■ Brief ■
Report how many lines hold the word "name"; give nothing but the number.

■ Exercise inputs ■
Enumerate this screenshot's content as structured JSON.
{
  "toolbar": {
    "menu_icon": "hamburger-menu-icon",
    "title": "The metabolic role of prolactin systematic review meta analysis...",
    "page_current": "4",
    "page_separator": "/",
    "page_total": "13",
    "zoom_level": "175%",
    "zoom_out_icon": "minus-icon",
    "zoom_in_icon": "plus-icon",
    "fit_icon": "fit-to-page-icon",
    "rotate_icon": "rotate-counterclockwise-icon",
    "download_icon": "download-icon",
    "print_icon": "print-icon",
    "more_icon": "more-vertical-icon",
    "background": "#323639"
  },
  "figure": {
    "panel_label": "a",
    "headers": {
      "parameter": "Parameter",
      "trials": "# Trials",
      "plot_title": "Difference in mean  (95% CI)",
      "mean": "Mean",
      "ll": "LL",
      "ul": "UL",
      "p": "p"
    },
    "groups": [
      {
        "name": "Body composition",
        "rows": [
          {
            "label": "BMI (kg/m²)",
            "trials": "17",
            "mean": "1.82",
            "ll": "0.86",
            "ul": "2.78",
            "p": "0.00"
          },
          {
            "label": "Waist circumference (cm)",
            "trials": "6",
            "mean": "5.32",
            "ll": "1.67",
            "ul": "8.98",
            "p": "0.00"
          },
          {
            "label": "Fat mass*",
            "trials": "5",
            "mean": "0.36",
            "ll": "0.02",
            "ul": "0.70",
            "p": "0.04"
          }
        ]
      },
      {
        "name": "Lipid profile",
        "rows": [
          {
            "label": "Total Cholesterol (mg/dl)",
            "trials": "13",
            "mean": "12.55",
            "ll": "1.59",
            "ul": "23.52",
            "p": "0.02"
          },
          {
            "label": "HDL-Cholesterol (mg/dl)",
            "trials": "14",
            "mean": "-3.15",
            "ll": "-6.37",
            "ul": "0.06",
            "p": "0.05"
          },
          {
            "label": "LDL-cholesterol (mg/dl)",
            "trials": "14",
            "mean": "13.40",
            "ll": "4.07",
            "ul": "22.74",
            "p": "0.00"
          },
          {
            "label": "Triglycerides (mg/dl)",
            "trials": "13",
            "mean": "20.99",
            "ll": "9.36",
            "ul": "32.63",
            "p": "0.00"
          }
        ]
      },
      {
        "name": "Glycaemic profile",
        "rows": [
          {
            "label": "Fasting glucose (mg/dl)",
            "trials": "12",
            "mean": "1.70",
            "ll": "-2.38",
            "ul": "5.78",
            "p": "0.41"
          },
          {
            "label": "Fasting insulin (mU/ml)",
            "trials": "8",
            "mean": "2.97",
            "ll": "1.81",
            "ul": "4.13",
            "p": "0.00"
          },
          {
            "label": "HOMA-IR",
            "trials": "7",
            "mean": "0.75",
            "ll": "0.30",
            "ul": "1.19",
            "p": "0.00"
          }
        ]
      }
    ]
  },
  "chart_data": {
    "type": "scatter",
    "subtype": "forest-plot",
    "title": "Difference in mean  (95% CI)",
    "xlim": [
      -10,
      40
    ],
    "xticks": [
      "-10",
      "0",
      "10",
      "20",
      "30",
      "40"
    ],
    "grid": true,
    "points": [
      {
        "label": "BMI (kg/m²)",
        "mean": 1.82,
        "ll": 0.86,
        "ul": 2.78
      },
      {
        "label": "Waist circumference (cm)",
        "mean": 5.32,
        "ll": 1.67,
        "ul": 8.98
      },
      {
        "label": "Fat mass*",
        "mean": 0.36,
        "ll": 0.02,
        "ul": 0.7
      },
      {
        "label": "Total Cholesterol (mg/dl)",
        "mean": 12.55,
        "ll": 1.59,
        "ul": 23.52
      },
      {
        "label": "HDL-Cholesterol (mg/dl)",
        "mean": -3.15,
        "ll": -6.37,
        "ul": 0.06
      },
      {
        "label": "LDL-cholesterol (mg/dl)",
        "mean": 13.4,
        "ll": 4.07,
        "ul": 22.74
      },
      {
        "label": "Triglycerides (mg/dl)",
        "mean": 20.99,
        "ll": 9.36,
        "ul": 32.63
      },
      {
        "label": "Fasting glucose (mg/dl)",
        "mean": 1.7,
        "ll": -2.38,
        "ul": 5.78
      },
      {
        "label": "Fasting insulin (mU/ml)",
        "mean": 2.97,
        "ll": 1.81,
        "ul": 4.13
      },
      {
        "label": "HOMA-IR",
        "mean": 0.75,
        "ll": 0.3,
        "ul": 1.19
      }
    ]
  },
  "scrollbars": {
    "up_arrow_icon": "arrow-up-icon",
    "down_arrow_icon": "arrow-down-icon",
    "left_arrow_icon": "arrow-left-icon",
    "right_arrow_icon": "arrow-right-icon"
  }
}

■ Written solution ■
3